* _WHAT TO PRODUCE_
All of the data must be printed exactly; please include every line.

Stored data
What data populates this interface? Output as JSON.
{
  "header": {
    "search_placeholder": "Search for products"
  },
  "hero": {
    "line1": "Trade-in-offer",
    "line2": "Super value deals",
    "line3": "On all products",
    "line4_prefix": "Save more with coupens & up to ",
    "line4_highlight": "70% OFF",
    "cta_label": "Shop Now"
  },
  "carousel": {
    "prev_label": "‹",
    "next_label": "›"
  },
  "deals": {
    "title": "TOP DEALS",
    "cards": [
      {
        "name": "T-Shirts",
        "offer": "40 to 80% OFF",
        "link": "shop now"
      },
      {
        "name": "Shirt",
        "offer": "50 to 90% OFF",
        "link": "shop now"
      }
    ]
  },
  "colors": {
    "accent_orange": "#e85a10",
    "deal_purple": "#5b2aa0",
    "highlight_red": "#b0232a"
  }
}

* _OUTPUT FOR THIS TASK_
What data populates this interface? Output as JSON.
{
  "header": {
    "search_placeholder": "Search for products"
  },
  "hero": {
    "line1": "Trade-in-offer",
    "line2": "Super value deals",
    "line3": "On all products",
    "line4_prefix": "Save more with coupens & up to ",
    "line4_highlight": "70% OFF",
    "cta_label": "Shop Now"
  },
  "carousel": {
    "prev_label": "‹",
    "next_label": "›"
  },
  "deals": {
    "title": "TOP DEALS",
    "cards": [
      {
        "name": "T-Shirts",
        "offer": "40 to 80% OFF",
        "link": "shop now"
      },
      {
        "name": "Shirt",
        "offer": "50 to 90% OFF",
        "link": "shop now"
      }
    ]
  },
  "colors": {
    "accent_orange": "#e85a10",
    "deal_purple": "#5b2aa0",
    "highlight_red": "#b0232a"
  }
}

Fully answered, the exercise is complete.